**Instruction:** Take the entries below and reproduce them word for word.
-- start Dataset records --
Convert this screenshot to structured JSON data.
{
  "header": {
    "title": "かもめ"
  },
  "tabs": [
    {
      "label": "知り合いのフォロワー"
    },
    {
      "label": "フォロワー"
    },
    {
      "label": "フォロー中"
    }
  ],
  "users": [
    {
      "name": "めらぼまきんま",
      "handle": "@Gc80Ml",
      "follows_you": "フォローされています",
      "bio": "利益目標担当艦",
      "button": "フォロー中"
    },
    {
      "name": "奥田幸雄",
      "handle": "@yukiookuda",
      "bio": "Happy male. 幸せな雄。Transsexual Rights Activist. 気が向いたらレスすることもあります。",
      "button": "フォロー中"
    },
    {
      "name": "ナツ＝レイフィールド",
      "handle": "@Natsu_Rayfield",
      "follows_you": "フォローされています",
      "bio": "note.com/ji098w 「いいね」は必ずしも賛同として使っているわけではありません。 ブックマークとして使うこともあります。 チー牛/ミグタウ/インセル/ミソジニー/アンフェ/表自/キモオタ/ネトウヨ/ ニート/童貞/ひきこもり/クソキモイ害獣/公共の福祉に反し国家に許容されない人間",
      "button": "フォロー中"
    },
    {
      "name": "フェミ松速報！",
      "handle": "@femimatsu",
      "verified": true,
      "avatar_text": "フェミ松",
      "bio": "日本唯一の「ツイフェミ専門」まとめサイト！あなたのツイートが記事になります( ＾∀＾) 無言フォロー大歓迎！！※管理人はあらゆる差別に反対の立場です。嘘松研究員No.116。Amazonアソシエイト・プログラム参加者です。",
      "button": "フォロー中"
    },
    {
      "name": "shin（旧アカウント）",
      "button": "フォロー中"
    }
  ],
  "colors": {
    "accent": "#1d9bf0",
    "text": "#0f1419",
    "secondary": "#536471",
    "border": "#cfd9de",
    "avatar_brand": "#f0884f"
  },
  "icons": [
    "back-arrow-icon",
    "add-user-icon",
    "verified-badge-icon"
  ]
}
-- end Dataset records --
**Reply:**
Convert this screenshot to structured JSON data.
{
  "header": {
    "title": "かもめ"
  },
  "tabs": [
    {
      "label": "知り合いのフォロワー"
    },
    {
      "label": "フォロワー"
    },
    {
      "label": "フォロー中"
    }
  ],
  "users": [
    {
      "name": "めらぼまきんま",
      "handle": "@Gc80Ml",
      "follows_you": "フォローされています",
      "bio": "利益目標担当艦",
      "button": "フォロー中"
    },
    {
      "name": "奥田幸雄",
      "handle": "@yukiookuda",
      "bio": "Happy male. 幸せな雄。Transsexual Rights Activist. 気が向いたらレスすることもあります。",
      "button": "フォロー中"
    },
    {
      "name": "ナツ＝レイフィールド",
      "handle": "@Natsu_Rayfield",
      "follows_you": "フォローされています",
      "bio": "note.com/ji098w 「いいね」は必ずしも賛同として使っているわけではありません。 ブックマークとして使うこともあります。 チー牛/ミグタウ/インセル/ミソジニー/アンフェ/表自/キモオタ/ネトウヨ/ ニート/童貞/ひきこもり/クソキモイ害獣/公共の福祉に反し国家に許容されない人間",
      "button": "フォロー中"
    },
    {
      "name": "フェミ松速報！",
      "handle": "@femimatsu",
      "verified": true,
      "avatar_text": "フェミ松",
      "bio": "日本唯一の「ツイフェミ専門」まとめサイト！あなたのツイートが記事になります( ＾∀＾) 無言フォロー大歓迎！！※管理人はあらゆる差別に反対の立場です。嘘松研究員No.116。Amazonアソシエイト・プログラム参加者です。",
      "button": "フォロー中"
    },
    {
      "name": "shin（旧アカウント）",
      "button": "フォロー中"
    }
  ],
  "colors": {
    "accent": "#1d9bf0",
    "text": "#0f1419",
    "secondary": "#536471",
    "border": "#cfd9de",
    "avatar_brand": "#f0884f"
  },
  "icons": [
    "back-arrow-icon",
    "add-user-icon",
    "verified-badge-icon"
  ]
}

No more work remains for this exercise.